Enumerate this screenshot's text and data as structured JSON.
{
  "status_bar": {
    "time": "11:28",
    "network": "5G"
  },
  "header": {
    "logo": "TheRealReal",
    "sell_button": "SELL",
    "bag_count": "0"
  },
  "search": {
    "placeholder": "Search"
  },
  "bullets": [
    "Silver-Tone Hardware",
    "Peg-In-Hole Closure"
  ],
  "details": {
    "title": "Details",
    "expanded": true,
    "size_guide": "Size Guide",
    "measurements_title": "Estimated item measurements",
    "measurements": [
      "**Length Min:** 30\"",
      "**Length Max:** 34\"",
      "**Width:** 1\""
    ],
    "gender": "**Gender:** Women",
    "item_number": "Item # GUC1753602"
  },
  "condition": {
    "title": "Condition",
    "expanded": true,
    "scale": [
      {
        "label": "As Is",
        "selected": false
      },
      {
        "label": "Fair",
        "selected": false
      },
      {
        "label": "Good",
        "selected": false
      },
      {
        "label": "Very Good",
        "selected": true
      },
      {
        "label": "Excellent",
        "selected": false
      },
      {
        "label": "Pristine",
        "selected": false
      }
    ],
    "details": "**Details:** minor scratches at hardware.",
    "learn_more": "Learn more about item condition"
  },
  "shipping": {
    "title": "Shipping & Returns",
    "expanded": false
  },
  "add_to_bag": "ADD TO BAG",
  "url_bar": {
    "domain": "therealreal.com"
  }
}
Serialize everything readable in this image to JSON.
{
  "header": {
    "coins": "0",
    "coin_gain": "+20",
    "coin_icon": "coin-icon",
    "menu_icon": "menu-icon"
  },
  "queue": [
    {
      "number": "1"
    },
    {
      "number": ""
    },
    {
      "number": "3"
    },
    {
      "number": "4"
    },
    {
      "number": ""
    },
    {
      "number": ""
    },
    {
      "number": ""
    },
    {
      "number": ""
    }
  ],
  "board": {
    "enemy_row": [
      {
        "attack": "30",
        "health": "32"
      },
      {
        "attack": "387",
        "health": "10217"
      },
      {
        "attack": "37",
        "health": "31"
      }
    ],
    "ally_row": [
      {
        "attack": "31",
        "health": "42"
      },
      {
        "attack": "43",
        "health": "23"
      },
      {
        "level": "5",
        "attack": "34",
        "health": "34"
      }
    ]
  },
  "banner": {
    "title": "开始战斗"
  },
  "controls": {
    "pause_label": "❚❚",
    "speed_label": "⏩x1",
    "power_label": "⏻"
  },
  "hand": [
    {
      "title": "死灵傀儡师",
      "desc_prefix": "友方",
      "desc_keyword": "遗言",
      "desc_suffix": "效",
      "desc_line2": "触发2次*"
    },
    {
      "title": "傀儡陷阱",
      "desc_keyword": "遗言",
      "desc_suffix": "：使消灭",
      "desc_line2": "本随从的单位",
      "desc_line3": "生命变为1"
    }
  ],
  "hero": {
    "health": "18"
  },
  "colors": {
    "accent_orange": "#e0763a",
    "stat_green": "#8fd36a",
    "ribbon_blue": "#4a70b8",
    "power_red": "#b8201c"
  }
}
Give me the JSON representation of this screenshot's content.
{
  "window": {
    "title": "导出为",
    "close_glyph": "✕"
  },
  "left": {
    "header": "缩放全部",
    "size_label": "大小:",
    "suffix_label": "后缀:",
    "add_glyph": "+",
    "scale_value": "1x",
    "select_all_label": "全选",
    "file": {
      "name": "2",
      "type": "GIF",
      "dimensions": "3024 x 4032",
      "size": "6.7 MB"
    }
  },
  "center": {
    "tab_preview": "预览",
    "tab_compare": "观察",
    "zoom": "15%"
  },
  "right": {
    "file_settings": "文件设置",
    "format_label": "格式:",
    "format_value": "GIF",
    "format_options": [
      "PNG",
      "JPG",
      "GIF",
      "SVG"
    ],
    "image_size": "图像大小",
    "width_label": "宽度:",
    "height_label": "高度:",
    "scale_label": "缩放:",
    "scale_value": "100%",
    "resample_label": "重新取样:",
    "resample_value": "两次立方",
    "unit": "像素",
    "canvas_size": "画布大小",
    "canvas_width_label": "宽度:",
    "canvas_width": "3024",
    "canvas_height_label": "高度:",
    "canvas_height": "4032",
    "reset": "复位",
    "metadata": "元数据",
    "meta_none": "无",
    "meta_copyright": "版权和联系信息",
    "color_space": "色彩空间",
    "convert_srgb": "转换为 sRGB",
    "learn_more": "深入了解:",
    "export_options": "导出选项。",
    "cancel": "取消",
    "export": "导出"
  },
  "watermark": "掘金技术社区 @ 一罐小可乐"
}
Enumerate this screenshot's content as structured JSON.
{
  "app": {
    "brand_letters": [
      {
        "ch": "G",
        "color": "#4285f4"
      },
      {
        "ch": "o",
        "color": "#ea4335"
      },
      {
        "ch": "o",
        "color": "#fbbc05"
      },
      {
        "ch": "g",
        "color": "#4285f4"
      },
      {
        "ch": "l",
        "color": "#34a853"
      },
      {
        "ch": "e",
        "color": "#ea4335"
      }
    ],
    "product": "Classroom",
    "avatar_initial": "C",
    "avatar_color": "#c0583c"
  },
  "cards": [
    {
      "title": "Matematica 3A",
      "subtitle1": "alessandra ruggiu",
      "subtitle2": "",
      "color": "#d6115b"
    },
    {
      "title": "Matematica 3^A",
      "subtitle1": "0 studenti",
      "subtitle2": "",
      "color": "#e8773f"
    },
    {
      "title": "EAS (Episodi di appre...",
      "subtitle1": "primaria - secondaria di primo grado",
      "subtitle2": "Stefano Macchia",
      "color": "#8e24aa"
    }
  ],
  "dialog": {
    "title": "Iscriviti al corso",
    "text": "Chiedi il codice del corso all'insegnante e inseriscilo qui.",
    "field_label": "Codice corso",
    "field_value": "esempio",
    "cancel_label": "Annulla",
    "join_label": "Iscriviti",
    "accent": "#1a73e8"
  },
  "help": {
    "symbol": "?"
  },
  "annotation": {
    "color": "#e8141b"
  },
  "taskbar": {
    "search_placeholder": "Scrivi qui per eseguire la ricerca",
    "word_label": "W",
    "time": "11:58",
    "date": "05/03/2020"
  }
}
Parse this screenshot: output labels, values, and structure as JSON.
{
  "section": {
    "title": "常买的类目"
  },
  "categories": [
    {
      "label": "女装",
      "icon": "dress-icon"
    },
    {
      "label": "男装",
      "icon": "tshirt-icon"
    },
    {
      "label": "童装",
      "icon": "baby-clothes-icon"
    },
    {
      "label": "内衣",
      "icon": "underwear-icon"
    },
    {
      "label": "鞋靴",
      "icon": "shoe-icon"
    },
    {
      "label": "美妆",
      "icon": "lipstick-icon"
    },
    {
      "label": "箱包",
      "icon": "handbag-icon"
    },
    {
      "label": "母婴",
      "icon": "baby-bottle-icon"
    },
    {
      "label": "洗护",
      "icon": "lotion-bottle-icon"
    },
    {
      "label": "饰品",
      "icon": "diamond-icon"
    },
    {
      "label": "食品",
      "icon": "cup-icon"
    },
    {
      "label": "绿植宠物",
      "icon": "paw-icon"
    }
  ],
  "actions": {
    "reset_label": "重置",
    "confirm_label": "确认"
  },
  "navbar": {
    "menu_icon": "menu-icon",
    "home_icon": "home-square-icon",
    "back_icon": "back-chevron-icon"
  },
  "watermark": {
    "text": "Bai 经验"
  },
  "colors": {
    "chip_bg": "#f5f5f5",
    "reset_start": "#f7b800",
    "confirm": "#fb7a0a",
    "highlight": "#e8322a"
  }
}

★ ★ ★

In the records above, find the line containing "Parse this screenshot: output"; please retype it and every line after it through the last line, exactly and with nothing else.

### EXERCISE OUTPUT
Parse this screenshot: output labels, values, and structure as JSON.
{
  "section": {
    "title": "常买的类目"
  },
  "categories": [
    {
      "label": "女装",
      "icon": "dress-icon"
    },
    {
      "label": "男装",
      "icon": "tshirt-icon"
    },
    {
      "label": "童装",
      "icon": "baby-clothes-icon"
    },
    {
      "label": "内衣",
      "icon": "underwear-icon"
    },
    {
      "label": "鞋靴",
      "icon": "shoe-icon"
    },
    {
      "label": "美妆",
      "icon": "lipstick-icon"
    },
    {
      "label": "箱包",
      "icon": "handbag-icon"
    },
    {
      "label": "母婴",
      "icon": "baby-bottle-icon"
    },
    {
      "label": "洗护",
      "icon": "lotion-bottle-icon"
    },
    {
      "label": "饰品",
      "icon": "diamond-icon"
    },
    {
      "label": "食品",
      "icon": "cup-icon"
    },
    {
      "label": "绿植宠物",
      "icon": "paw-icon"
    }
  ],
  "actions": {
    "reset_label": "重置",
    "confirm_label": "确认"
  },
  "navbar": {
    "menu_icon": "menu-icon",
    "home_icon": "home-square-icon",
    "back_icon": "back-chevron-icon"
  },
  "watermark": {
    "text": "Bai 经验"
  },
  "colors": {
    "chip_bg": "#f5f5f5",
    "reset_start": "#f7b800",
    "confirm": "#fb7a0a",
    "highlight": "#e8322a"
  }
}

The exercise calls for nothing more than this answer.